WORK TO BE COMPLETED
Each line that holds the word "title" is to be identified and copied.

Recorded data:

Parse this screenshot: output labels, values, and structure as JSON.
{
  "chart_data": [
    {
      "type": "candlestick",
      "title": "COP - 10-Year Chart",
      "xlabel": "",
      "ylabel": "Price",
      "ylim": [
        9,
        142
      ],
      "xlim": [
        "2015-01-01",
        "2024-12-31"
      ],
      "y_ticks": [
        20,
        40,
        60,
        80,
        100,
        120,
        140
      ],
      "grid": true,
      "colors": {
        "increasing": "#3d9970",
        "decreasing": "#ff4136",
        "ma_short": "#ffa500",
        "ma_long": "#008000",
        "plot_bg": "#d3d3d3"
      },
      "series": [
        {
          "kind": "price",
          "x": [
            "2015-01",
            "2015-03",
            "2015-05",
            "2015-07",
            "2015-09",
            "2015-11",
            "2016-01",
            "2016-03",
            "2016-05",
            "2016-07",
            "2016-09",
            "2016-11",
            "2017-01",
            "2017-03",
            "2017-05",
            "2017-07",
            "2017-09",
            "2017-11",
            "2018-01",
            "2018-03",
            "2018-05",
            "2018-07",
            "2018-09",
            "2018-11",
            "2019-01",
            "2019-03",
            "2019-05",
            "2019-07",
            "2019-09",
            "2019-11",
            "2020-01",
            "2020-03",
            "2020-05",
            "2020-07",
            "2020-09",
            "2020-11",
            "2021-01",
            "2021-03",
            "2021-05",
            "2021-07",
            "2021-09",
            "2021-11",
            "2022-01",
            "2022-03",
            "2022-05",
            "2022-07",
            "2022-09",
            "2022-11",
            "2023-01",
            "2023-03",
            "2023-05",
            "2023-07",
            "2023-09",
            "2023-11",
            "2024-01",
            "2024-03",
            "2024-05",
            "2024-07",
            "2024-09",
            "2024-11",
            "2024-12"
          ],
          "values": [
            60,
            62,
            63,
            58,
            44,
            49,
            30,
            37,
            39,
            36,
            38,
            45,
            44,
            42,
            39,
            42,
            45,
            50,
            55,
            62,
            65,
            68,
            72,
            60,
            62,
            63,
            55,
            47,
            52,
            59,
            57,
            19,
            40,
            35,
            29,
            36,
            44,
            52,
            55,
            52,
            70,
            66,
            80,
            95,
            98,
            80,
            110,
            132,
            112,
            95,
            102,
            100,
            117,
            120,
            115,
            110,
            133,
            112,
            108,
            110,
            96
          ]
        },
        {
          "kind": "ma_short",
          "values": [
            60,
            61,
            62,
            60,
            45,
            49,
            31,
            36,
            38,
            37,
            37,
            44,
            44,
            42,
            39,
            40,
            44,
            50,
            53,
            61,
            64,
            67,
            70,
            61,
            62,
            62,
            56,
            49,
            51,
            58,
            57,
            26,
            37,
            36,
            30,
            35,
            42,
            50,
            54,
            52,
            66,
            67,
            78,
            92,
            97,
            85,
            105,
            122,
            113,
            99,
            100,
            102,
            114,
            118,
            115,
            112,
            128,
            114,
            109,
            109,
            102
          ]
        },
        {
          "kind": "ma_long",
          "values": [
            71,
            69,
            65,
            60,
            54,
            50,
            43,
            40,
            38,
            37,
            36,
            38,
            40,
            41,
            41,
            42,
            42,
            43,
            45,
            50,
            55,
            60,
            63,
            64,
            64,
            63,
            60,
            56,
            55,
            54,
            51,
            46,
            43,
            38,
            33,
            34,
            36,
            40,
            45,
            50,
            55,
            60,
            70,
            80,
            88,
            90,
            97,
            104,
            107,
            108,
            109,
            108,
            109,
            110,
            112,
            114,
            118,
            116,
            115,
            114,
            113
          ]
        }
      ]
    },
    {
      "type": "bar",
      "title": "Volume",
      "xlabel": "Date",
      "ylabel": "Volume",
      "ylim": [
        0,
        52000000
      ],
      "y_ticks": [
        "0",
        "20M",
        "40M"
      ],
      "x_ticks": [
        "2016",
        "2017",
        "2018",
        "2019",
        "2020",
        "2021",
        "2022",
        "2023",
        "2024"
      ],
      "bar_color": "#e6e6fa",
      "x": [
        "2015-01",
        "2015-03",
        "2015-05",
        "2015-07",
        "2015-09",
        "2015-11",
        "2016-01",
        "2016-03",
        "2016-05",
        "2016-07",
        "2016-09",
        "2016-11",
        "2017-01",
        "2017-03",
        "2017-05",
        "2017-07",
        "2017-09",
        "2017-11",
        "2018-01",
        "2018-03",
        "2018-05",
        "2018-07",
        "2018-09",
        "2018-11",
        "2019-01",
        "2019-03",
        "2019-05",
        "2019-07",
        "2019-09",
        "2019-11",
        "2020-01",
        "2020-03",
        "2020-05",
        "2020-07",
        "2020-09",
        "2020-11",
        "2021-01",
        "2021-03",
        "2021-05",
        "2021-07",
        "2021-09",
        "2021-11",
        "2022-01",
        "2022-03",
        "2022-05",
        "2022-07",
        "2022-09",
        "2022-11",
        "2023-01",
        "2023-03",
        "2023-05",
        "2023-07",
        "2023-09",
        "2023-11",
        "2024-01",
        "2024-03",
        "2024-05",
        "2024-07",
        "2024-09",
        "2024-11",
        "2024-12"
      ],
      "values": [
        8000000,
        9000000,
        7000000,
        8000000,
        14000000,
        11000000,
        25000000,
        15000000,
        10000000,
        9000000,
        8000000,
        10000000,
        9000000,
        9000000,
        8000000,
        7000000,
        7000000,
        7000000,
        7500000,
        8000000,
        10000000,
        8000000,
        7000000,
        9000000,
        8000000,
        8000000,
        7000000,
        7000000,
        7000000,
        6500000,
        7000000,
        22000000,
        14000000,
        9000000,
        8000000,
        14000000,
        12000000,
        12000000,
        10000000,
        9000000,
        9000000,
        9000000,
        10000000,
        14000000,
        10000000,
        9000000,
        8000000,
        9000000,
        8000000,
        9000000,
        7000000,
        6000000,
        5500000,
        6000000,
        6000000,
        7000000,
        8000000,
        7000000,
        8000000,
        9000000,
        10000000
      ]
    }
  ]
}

WRITTEN ANSWER
      "title": "COP - 10-Year Chart",
      "title": "Volume",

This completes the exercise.